> _Raw records_:
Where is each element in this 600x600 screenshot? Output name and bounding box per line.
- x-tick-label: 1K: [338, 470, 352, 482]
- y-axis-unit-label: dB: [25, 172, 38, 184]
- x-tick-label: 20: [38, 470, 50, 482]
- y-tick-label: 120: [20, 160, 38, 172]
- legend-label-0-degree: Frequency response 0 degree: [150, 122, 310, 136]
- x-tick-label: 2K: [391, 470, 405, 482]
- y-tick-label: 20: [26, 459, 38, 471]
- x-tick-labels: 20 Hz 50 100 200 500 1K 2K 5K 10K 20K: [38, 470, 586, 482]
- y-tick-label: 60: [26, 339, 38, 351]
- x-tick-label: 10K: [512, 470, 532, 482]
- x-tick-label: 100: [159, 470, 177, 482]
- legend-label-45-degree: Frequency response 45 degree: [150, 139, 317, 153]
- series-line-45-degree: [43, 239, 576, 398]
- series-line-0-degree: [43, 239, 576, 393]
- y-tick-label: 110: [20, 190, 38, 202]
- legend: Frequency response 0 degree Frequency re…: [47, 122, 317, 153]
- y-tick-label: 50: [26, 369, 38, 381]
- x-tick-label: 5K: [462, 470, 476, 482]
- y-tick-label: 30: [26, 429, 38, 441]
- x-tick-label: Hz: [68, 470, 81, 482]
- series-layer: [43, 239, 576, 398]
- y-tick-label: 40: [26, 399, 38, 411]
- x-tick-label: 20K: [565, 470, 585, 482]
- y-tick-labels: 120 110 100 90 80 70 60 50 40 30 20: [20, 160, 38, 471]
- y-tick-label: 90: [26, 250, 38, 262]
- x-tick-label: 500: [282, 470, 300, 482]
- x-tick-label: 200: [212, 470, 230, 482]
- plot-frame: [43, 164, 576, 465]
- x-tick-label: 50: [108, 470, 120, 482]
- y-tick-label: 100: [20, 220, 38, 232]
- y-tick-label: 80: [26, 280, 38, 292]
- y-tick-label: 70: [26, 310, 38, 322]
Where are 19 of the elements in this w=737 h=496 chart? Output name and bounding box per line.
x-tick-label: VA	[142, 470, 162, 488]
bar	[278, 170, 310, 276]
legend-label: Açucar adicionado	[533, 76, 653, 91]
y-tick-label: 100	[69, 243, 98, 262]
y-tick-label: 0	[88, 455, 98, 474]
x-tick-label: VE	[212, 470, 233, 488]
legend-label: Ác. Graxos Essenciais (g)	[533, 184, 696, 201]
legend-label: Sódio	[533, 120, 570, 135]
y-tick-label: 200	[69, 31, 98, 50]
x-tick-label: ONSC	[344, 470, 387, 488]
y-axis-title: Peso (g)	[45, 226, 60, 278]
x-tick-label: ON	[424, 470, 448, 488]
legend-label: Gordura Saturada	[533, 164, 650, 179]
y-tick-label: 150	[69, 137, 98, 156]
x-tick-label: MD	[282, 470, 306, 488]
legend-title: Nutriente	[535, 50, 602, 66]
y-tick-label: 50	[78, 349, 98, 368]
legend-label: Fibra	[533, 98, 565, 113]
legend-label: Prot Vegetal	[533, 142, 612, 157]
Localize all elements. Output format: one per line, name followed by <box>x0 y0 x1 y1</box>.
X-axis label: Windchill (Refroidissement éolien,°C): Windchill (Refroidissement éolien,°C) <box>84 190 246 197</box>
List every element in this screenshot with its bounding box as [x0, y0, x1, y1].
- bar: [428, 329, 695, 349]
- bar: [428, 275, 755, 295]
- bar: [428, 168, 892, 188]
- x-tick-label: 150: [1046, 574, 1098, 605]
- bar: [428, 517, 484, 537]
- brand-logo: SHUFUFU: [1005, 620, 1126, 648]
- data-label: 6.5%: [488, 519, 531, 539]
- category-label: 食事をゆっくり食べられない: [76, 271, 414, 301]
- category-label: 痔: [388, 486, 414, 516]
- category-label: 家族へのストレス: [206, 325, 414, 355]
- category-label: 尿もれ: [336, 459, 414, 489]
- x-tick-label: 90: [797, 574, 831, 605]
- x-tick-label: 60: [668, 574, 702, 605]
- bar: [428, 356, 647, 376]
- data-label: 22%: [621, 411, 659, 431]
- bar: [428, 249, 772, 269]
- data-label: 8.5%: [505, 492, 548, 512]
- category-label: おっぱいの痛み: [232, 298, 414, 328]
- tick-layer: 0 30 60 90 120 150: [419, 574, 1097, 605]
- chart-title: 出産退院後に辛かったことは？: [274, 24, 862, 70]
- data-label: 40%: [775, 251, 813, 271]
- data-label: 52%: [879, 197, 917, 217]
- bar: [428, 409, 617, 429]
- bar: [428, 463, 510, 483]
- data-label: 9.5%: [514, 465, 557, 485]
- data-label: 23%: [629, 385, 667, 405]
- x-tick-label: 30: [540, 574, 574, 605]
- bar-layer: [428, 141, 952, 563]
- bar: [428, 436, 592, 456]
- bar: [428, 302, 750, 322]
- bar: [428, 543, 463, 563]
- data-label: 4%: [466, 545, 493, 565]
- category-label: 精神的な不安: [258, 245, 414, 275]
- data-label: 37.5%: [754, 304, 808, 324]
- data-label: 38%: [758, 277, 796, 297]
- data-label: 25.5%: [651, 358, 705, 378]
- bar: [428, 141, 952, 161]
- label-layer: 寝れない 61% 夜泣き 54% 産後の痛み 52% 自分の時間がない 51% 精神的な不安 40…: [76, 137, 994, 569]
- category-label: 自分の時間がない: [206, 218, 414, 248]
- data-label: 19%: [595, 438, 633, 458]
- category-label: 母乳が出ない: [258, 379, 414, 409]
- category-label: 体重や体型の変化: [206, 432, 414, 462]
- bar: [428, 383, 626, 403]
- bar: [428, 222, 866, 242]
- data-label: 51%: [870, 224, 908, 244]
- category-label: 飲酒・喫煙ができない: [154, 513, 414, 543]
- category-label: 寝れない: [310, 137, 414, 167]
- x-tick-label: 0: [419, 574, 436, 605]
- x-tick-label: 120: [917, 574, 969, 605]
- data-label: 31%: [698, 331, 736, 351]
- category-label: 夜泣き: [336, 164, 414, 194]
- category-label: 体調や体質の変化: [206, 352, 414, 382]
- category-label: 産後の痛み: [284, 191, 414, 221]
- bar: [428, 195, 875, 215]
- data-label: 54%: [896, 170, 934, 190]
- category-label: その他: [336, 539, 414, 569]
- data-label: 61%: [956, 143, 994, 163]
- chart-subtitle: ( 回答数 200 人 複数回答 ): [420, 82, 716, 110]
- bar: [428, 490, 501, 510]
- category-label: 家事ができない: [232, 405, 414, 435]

> _Stated problem_: Put every line of the material into a JSON list of strings, one string per line, omitting blank lines.

> _Answer below_:
[
  "Where is each element in this 600x600 screenshot? Output name and bounding box per line.",
  "- x-tick-label: 1K: [338, 470, 352, 482]",
  "- y-axis-unit-label: dB: [25, 172, 38, 184]",
  "- x-tick-label: 20: [38, 470, 50, 482]",
  "- y-tick-label: 120: [20, 160, 38, 172]",
  "- legend-label-0-degree: Frequency response 0 degree: [150, 122, 310, 136]",
  "- x-tick-label: 2K: [391, 470, 405, 482]",
  "- y-tick-label: 20: [26, 459, 38, 471]",
  "- x-tick-labels: 20 Hz 50 100 200 500 1K 2K 5K 10K 20K: [38, 470, 586, 482]",
  "- y-tick-label: 60: [26, 339, 38, 351]",
  "- x-tick-label: 10K: [512, 470, 532, 482]",
  "- x-tick-label: 100: [159, 470, 177, 482]",
  "- legend-label-45-degree: Frequency response 45 degree: [150, 139, 317, 153]",
  "- series-line-45-degree: [43, 239, 576, 398]",
  "- series-line-0-degree: [43, 239, 576, 393]",
  "- y-tick-label: 110: [20, 190, 38, 202]",
  "- legend: Frequency response 0 degree Frequency re…: [47, 122, 317, 153]",
  "- y-tick-label: 50: [26, 369, 38, 381]",
  "- x-tick-label: 5K: [462, 470, 476, 482]",
  "- y-tick-label: 30: [26, 429, 38, 441]",
  "- x-tick-label: Hz: [68, 470, 81, 482]",
  "- series-layer: [43, 239, 576, 398]",
  "- y-tick-label: 40: [26, 399, 38, 411]",
  "- x-tick-label: 20K: [565, 470, 585, 482]",
  "- y-tick-labels: 120 110 100 90 80 70 60 50 40 30 20: [20, 160, 38, 471]",
  "- y-tick-label: 90: [26, 250, 38, 262]",
  "- x-tick-label: 500: [282, 470, 300, 482]",
  "- x-tick-label: 200: [212, 470, 230, 482]",
  "- plot-frame: [43, 164, 576, 465]",
  "- x-tick-label: 50: [108, 470, 120, 482]",
  "- y-tick-label: 100: [20, 220, 38, 232]",
  "- y-tick-label: 80: [26, 280, 38, 292]",
  "- y-tick-label: 70: [26, 310, 38, 322]",
  "Where are 19 of the elements in this w=737 h=496 chart? Output name and bounding box per line.",
  "x-tick-label: VA\t[142, 470, 162, 488]",
  "bar\t[278, 170, 310, 276]",
  "legend-label: Açucar adicionado\t[533, 76, 653, 91]",
  "y-tick-label: 100\t[69, 243, 98, 262]",
  "y-tick-label: 0\t[88, 455, 98, 474]",
  "x-tick-label: VE\t[212, 470, 233, 488]",
  "legend-label: Ác. Graxos Essenciais (g)\t[533, 184, 696, 201]",
  "legend-label: Sódio\t[533, 120, 570, 135]",
  "y-tick-label: 200\t[69, 31, 98, 50]",
  "x-tick-label: ONSC\t[344, 470, 387, 488]",
  "y-axis-title: Peso (g)\t[45, 226, 60, 278]",
  "x-tick-label: ON\t[424, 470, 448, 488]",
  "legend-label: Gordura Saturada\t[533, 164, 650, 179]",
  "y-tick-label: 150\t[69, 137, 98, 156]",
  "x-tick-label: MD\t[282, 470, 306, 488]",
  "legend-title: Nutriente\t[535, 50, 602, 66]",
  "y-tick-label: 50\t[78, 349, 98, 368]",
  "legend-label: Fibra\t[533, 98, 565, 113]",
  "legend-label: Prot Vegetal\t[533, 142, 612, 157]",
  "Localize all elements. Output format: one per line, name followed by <box>x0 y0 x1 y1</box>.",
  "X-axis label: Windchill (Refroidissement éolien,°C): Windchill (Refroidissement éolien,°C) <box>84 190 246 197</box>",
  "List every element in this screenshot with its bounding box as [x0, y0, x1, y1].",
  "- bar: [428, 329, 695, 349]",
  "- bar: [428, 275, 755, 295]",
  "- bar: [428, 168, 892, 188]",
  "- x-tick-label: 150: [1046, 574, 1098, 605]",
  "- bar: [428, 517, 484, 537]",
  "- brand-logo: SHUFUFU: [1005, 620, 1126, 648]",
  "- data-label: 6.5%: [488, 519, 531, 539]",
  "- category-label: 食事をゆっくり食べられない: [76, 271, 414, 301]",
  "- category-label: 痔: [388, 486, 414, 516]",
  "- category-label: 家族へのストレス: [206, 325, 414, 355]",
  "- category-label: 尿もれ: [336, 459, 414, 489]",
  "- x-tick-label: 90: [797, 574, 831, 605]",
  "- x-tick-label: 60: [668, 574, 702, 605]",
  "- bar: [428, 356, 647, 376]",
  "- data-label: 22%: [621, 411, 659, 431]",
  "- bar: [428, 249, 772, 269]",
  "- data-label: 8.5%: [505, 492, 548, 512]",
  "- category-label: おっぱいの痛み: [232, 298, 414, 328]",
  "- tick-layer: 0 30 60 90 120 150: [419, 574, 1097, 605]",
  "- chart-title: 出産退院後に辛かったことは？: [274, 24, 862, 70]",
  "- data-label: 40%: [775, 251, 813, 271]",
  "- data-label: 52%: [879, 197, 917, 217]",
  "- bar: [428, 409, 617, 429]",
  "- bar: [428, 463, 510, 483]",
  "- data-label: 9.5%: [514, 465, 557, 485]",
  "- data-label: 23%: [629, 385, 667, 405]",
  "- x-tick-label: 30: [540, 574, 574, 605]",
  "- bar-layer: [428, 141, 952, 563]",
  "- bar: [428, 436, 592, 456]",
  "- bar: [428, 302, 750, 322]",
  "- bar: [428, 543, 463, 563]",
  "- data-label: 4%: [466, 545, 493, 565]",
  "- category-label: 精神的な不安: [258, 245, 414, 275]",
  "- data-label: 37.5%: [754, 304, 808, 324]",
  "- data-label: 38%: [758, 277, 796, 297]",
  "- data-label: 25.5%: [651, 358, 705, 378]",
  "- bar: [428, 141, 952, 161]",
  "- label-layer: 寝れない 61% 夜泣き 54% 産後の痛み 52% 自分の時間がない 51% 精神的な不安 40…: [76, 137, 994, 569]",
  "- category-label: 自分の時間がない: [206, 218, 414, 248]",
  "- data-label: 19%: [595, 438, 633, 458]",
  "- category-label: 母乳が出ない: [258, 379, 414, 409]",
  "- category-label: 体重や体型の変化: [206, 432, 414, 462]",
  "- bar: [428, 383, 626, 403]",
  "- bar: [428, 222, 866, 242]",
  "- data-label: 51%: [870, 224, 908, 244]",
  "- category-label: 飲酒・喫煙ができない: [154, 513, 414, 543]",
  "- category-label: 寝れない: [310, 137, 414, 167]",
  "- x-tick-label: 0: [419, 574, 436, 605]",
  "- x-tick-label: 120: [917, 574, 969, 605]",
  "- data-label: 31%: [698, 331, 736, 351]",
  "- category-label: 夜泣き: [336, 164, 414, 194]",
  "- category-label: 体調や体質の変化: [206, 352, 414, 382]",
  "- category-label: 産後の痛み: [284, 191, 414, 221]",
  "- bar: [428, 195, 875, 215]",
  "- data-label: 54%: [896, 170, 934, 190]",
  "- category-label: その他: [336, 539, 414, 569]",
  "- data-label: 61%: [956, 143, 994, 163]",
  "- chart-subtitle: ( 回答数 200 人 複数回答 ): [420, 82, 716, 110]",
  "- bar: [428, 490, 501, 510]",
  "- category-label: 家事ができない: [232, 405, 414, 435]"
]